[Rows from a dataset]
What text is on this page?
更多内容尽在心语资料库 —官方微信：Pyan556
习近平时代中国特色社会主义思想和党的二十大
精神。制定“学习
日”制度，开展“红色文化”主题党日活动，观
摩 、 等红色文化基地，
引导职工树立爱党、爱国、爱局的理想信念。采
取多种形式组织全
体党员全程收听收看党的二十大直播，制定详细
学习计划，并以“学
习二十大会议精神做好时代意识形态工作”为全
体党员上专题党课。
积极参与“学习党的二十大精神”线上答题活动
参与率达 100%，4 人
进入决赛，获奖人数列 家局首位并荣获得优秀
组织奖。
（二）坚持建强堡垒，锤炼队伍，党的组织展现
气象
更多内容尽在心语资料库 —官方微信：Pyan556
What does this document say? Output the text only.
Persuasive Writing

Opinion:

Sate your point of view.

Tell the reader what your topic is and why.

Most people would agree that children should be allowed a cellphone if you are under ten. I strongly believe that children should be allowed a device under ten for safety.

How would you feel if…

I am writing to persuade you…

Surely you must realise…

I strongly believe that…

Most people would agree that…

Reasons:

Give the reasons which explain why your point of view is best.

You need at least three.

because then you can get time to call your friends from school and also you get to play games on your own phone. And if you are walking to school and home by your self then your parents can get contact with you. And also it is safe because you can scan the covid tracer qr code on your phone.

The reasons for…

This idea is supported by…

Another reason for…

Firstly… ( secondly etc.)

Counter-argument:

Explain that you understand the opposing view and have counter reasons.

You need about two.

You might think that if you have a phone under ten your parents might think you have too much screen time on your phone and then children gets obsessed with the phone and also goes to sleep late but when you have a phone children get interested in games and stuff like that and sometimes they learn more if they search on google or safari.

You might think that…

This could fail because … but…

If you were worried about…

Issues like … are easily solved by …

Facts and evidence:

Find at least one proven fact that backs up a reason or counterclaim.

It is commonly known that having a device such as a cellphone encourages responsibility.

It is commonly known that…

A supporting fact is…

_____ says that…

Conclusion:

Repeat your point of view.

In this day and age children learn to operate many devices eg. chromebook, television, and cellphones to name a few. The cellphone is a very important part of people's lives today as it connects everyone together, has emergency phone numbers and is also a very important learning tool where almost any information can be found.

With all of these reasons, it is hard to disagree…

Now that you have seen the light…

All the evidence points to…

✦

## [Written request]
From the records above, how many lines include the word "like"? Only the number is wanted.

## [Expected answer]
2